──────── Data supplied ────────

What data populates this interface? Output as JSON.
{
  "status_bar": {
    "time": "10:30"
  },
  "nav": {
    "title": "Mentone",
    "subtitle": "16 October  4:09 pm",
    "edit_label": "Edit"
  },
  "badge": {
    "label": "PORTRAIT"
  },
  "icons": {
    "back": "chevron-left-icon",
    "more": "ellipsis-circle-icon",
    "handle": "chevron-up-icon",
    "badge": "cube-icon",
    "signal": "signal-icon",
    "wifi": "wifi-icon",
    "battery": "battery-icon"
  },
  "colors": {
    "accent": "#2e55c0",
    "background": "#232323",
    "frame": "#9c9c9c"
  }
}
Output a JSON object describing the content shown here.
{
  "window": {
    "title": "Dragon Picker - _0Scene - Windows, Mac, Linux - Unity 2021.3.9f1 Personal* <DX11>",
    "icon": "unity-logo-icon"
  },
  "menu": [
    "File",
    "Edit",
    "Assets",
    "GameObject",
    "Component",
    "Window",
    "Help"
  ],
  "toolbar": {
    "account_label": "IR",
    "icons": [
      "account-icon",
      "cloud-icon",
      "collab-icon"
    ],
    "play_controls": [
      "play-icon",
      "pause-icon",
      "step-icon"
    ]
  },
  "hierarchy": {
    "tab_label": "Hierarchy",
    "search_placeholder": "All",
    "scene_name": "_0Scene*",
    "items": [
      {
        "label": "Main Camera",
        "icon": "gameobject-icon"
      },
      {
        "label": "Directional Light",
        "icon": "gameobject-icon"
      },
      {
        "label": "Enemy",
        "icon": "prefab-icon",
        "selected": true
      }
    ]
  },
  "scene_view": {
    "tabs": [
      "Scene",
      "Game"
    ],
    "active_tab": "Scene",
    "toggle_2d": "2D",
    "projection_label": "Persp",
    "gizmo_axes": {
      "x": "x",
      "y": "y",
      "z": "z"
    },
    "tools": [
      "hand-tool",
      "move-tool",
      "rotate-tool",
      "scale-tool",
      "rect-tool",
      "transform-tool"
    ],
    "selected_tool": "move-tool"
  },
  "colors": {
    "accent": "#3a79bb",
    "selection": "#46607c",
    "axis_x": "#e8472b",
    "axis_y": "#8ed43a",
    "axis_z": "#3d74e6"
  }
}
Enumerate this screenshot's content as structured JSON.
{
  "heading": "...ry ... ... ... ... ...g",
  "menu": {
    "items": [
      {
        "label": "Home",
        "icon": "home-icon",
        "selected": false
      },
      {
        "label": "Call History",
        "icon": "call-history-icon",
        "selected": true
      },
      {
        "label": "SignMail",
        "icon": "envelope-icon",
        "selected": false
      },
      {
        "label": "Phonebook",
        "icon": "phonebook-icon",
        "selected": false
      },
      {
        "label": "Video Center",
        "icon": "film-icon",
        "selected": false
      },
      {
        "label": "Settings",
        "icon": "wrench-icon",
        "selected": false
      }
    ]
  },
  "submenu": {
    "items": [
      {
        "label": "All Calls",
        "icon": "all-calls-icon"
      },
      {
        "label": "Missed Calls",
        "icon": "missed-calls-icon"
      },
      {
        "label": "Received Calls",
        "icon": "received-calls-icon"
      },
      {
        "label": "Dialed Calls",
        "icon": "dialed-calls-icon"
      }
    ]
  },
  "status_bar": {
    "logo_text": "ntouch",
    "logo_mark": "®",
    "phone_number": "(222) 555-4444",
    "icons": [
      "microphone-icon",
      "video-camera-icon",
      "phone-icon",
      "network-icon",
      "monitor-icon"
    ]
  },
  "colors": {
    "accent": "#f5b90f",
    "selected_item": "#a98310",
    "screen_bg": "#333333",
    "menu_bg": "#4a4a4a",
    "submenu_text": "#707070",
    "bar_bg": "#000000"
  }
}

────────

**Given task:** Search the data for the word "Output" and copy each line where it appears.

**Task answer:**
What data populates this interface? Output as JSON.
Output a JSON object describing the content shown here.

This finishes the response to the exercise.